─── Data provided

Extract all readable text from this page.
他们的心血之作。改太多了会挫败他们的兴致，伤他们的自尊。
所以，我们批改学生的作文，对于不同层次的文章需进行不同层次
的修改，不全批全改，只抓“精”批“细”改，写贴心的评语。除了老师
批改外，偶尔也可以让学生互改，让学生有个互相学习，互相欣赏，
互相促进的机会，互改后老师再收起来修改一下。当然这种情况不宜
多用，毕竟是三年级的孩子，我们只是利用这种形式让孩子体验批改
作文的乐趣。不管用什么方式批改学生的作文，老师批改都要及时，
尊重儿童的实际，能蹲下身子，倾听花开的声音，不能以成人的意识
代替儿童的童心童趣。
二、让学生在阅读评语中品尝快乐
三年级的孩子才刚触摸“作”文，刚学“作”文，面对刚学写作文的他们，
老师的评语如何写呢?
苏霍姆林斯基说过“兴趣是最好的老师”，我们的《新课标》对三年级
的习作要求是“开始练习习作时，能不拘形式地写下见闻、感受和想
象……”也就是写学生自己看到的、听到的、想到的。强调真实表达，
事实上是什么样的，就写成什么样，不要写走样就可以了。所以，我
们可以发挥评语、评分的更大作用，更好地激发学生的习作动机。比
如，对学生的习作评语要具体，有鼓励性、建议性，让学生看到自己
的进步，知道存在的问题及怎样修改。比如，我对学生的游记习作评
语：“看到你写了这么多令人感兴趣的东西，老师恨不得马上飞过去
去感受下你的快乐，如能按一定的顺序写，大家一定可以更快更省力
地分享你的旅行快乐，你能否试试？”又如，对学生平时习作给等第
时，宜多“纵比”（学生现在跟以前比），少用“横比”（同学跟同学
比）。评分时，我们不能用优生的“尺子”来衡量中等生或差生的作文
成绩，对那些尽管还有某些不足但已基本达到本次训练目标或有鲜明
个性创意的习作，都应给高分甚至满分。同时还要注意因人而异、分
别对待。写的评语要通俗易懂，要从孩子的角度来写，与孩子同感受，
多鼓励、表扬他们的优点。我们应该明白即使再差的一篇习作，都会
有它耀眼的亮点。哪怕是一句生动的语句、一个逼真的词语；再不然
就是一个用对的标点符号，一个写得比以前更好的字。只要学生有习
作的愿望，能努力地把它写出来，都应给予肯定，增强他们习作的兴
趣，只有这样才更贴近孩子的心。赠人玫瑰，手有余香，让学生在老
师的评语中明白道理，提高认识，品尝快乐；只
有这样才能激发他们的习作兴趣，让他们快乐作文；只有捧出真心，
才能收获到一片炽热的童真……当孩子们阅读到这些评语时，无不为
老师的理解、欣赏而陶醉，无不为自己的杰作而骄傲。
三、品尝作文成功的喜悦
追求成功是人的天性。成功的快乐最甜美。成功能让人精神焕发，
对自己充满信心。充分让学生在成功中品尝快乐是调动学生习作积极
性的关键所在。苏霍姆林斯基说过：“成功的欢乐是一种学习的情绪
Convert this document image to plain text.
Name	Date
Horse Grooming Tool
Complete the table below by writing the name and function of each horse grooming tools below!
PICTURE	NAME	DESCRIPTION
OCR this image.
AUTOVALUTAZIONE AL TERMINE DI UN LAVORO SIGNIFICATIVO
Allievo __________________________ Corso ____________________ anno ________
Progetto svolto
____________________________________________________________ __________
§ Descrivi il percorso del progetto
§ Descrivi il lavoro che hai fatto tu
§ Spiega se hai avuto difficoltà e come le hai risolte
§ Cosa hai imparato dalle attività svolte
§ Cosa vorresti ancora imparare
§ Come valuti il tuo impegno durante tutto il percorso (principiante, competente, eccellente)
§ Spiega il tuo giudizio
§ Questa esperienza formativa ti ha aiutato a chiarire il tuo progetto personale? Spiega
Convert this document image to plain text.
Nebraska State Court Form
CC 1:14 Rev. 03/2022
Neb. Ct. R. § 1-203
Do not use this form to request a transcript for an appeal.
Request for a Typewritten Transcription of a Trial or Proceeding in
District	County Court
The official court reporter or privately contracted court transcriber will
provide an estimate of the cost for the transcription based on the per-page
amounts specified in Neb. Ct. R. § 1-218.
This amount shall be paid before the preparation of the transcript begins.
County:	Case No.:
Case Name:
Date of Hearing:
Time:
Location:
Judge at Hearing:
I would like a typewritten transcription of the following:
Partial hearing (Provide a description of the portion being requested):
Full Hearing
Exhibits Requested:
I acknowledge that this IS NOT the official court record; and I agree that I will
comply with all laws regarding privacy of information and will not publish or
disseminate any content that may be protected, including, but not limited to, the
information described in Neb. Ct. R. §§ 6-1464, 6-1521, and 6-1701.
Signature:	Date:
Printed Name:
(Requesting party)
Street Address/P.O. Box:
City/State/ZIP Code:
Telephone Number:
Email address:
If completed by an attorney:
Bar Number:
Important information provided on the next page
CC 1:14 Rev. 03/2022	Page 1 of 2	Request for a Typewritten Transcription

──────

#### Task brief
Transcribe the material exactly as it reads.

#### Full response
Extract all readable text from this page.
他们的心血之作。改太多了会挫败他们的兴致，伤他们的自尊。
所以，我们批改学生的作文，对于不同层次的文章需进行不同层次
的修改，不全批全改，只抓“精”批“细”改，写贴心的评语。除了老师
批改外，偶尔也可以让学生互改，让学生有个互相学习，互相欣赏，
互相促进的机会，互改后老师再收起来修改一下。当然这种情况不宜
多用，毕竟是三年级的孩子，我们只是利用这种形式让孩子体验批改
作文的乐趣。不管用什么方式批改学生的作文，老师批改都要及时，
尊重儿童的实际，能蹲下身子，倾听花开的声音，不能以成人的意识
代替儿童的童心童趣。
二、让学生在阅读评语中品尝快乐
三年级的孩子才刚触摸“作”文，刚学“作”文，面对刚学写作文的他们，
老师的评语如何写呢?
苏霍姆林斯基说过“兴趣是最好的老师”，我们的《新课标》对三年级
的习作要求是“开始练习习作时，能不拘形式地写下见闻、感受和想
象……”也就是写学生自己看到的、听到的、想到的。强调真实表达，
事实上是什么样的，就写成什么样，不要写走样就可以了。所以，我
们可以发挥评语、评分的更大作用，更好地激发学生的习作动机。比
如，对学生的习作评语要具体，有鼓励性、建议性，让学生看到自己
的进步，知道存在的问题及怎样修改。比如，我对学生的游记习作评
语：“看到你写了这么多令人感兴趣的东西，老师恨不得马上飞过去
去感受下你的快乐，如能按一定的顺序写，大家一定可以更快更省力
地分享你的旅行快乐，你能否试试？”又如，对学生平时习作给等第
时，宜多“纵比”（学生现在跟以前比），少用“横比”（同学跟同学
比）。评分时，我们不能用优生的“尺子”来衡量中等生或差生的作文
成绩，对那些尽管还有某些不足但已基本达到本次训练目标或有鲜明
个性创意的习作，都应给高分甚至满分。同时还要注意因人而异、分
别对待。写的评语要通俗易懂，要从孩子的角度来写，与孩子同感受，
多鼓励、表扬他们的优点。我们应该明白即使再差的一篇习作，都会
有它耀眼的亮点。哪怕是一句生动的语句、一个逼真的词语；再不然
就是一个用对的标点符号，一个写得比以前更好的字。只要学生有习
作的愿望，能努力地把它写出来，都应给予肯定，增强他们习作的兴
趣，只有这样才更贴近孩子的心。赠人玫瑰，手有余香，让学生在老
师的评语中明白道理，提高认识，品尝快乐；只
有这样才能激发他们的习作兴趣，让他们快乐作文；只有捧出真心，
才能收获到一片炽热的童真……当孩子们阅读到这些评语时，无不为
老师的理解、欣赏而陶醉，无不为自己的杰作而骄傲。
三、品尝作文成功的喜悦
追求成功是人的天性。成功的快乐最甜美。成功能让人精神焕发，
对自己充满信心。充分让学生在成功中品尝快乐是调动学生习作积极
性的关键所在。苏霍姆林斯基说过：“成功的欢乐是一种学习的情绪
Convert this document image to plain text.
Name	Date
Horse Grooming Tool
Complete the table below by writing the name and function of each horse grooming tools below!
PICTURE	NAME	DESCRIPTION
OCR this image.
AUTOVALUTAZIONE AL TERMINE DI UN LAVORO SIGNIFICATIVO
Allievo __________________________ Corso ____________________ anno ________
Progetto svolto
____________________________________________________________ __________
§ Descrivi il percorso del progetto
§ Descrivi il lavoro che hai fatto tu
§ Spiega se hai avuto difficoltà e come le hai risolte
§ Cosa hai imparato dalle attività svolte
§ Cosa vorresti ancora imparare
§ Come valuti il tuo impegno durante tutto il percorso (principiante, competente, eccellente)
§ Spiega il tuo giudizio
§ Questa esperienza formativa ti ha aiutato a chiarire il tuo progetto personale? Spiega
Convert this document image to plain text.
Nebraska State Court Form
CC 1:14 Rev. 03/2022
Neb. Ct. R. § 1-203
Do not use this form to request a transcript for an appeal.
Request for a Typewritten Transcription of a Trial or Proceeding in
District	County Court
The official court reporter or privately contracted court transcriber will
provide an estimate of the cost for the transcription based on the per-page
amounts specified in Neb. Ct. R. § 1-218.
This amount shall be paid before the preparation of the transcript begins.
County:	Case No.:
Case Name:
Date of Hearing:
Time:
Location:
Judge at Hearing:
I would like a typewritten transcription of the following:
Partial hearing (Provide a description of the portion being requested):
Full Hearing
Exhibits Requested:
I acknowledge that this IS NOT the official court record; and I agree that I will
comply with all laws regarding privacy of information and will not publish or
disseminate any content that may be protected, including, but not limited to, the
information described in Neb. Ct. R. §§ 6-1464, 6-1521, and 6-1701.
Signature:	Date:
Printed Name:
(Requesting party)
Street Address/P.O. Box:
City/State/ZIP Code:
Telephone Number:
Email address:
If completed by an attorney:
Bar Number:
Important information provided on the next page
CC 1:14 Rev. 03/2022	Page 1 of 2	Request for a Typewritten Transcription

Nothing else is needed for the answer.